**Problem details:** Quote the data below in full, minus the images.

**Data to use:**
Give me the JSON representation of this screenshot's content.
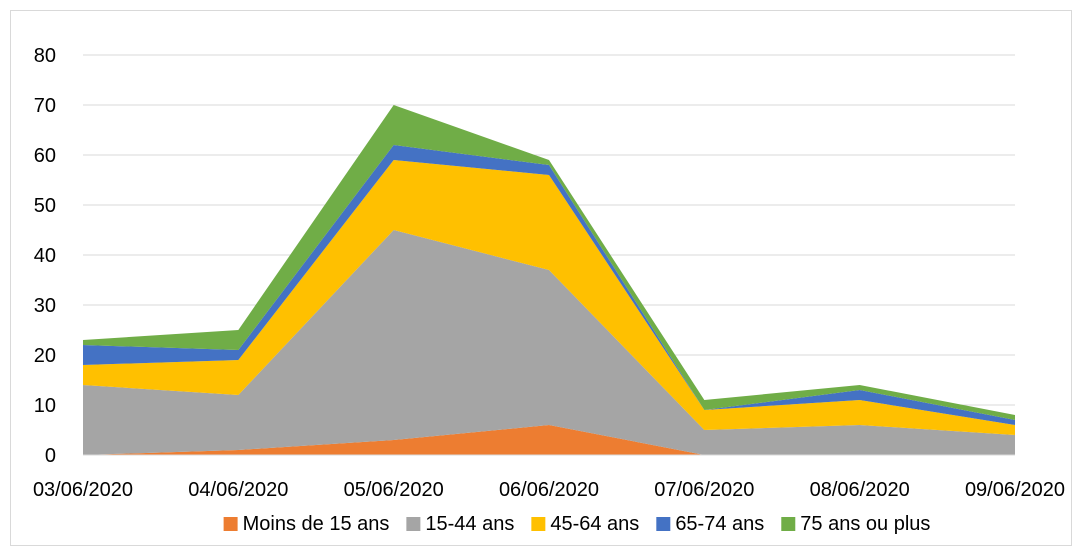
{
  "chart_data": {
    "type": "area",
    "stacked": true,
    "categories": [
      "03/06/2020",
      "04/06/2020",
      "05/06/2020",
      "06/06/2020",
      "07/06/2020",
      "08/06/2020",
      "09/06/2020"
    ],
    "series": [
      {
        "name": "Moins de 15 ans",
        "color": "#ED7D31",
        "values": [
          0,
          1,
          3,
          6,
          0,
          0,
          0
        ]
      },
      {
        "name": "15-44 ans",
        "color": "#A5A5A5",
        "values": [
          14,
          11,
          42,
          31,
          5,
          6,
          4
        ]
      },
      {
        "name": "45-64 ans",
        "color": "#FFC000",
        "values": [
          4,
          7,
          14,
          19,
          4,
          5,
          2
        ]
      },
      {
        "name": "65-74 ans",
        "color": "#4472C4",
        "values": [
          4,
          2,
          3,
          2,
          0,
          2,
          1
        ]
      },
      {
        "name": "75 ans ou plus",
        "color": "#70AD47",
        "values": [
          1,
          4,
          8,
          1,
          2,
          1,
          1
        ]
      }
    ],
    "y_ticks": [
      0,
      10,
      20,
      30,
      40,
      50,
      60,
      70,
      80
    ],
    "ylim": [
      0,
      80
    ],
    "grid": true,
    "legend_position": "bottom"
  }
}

**Written reply:**
Give me the JSON representation of this screenshot's content.
{
  "chart_data": {
    "type": "area",
    "stacked": true,
    "categories": [
      "03/06/2020",
      "04/06/2020",
      "05/06/2020",
      "06/06/2020",
      "07/06/2020",
      "08/06/2020",
      "09/06/2020"
    ],
    "series": [
      {
        "name": "Moins de 15 ans",
        "color": "#ED7D31",
        "values": [
          0,
          1,
          3,
          6,
          0,
          0,
          0
        ]
      },
      {
        "name": "15-44 ans",
        "color": "#A5A5A5",
        "values": [
          14,
          11,
          42,
          31,
          5,
          6,
          4
        ]
      },
      {
        "name": "45-64 ans",
        "color": "#FFC000",
        "values": [
          4,
          7,
          14,
          19,
          4,
          5,
          2
        ]
      },
      {
        "name": "65-74 ans",
        "color": "#4472C4",
        "values": [
          4,
          2,
          3,
          2,
          0,
          2,
          1
        ]
      },
      {
        "name": "75 ans ou plus",
        "color": "#70AD47",
        "values": [
          1,
          4,
          8,
          1,
          2,
          1,
          1
        ]
      }
    ],
    "y_ticks": [
      0,
      10,
      20,
      30,
      40,
      50,
      60,
      70,
      80
    ],
    "ylim": [
      0,
      80
    ],
    "grid": true,
    "legend_position": "bottom"
  }
}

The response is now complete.